Short exercise:
Where does the string "Schriften" appear in the records? Copy every line that contains it.
══ Data rows
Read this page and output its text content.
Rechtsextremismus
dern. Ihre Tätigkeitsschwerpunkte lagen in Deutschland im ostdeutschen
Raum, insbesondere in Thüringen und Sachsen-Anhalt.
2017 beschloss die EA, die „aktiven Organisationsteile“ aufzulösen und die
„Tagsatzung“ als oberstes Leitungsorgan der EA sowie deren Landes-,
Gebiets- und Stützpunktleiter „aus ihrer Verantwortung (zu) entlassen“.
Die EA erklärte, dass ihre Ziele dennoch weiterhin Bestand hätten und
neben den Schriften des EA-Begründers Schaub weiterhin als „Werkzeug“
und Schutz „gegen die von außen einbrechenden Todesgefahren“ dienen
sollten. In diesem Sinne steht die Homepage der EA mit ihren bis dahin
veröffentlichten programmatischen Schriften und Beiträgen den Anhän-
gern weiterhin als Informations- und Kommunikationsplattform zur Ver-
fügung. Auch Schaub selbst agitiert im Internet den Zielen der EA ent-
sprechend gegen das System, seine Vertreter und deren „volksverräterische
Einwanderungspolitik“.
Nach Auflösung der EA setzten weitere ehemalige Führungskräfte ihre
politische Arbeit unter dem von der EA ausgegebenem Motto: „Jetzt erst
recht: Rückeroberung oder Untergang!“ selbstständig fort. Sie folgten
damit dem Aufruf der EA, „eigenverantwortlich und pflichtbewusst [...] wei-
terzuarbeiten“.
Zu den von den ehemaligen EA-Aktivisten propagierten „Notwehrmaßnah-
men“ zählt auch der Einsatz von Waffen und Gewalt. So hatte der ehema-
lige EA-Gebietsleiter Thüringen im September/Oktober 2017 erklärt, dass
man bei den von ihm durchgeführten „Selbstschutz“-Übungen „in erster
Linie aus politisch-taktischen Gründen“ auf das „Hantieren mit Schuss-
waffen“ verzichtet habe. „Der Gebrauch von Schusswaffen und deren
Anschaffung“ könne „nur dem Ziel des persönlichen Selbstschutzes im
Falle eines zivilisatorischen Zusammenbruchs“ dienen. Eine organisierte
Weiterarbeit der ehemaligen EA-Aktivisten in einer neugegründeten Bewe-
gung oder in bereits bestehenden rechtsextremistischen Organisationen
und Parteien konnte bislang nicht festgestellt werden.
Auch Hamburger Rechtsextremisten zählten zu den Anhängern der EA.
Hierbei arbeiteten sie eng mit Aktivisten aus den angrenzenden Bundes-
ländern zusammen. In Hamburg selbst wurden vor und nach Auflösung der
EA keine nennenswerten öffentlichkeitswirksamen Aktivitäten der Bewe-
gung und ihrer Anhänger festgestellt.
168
════
The completed task:
neben den Schriften des EA-Begründers Schaub weiterhin als „Werkzeug“
veröffentlichten programmatischen Schriften und Beiträgen den Anhän-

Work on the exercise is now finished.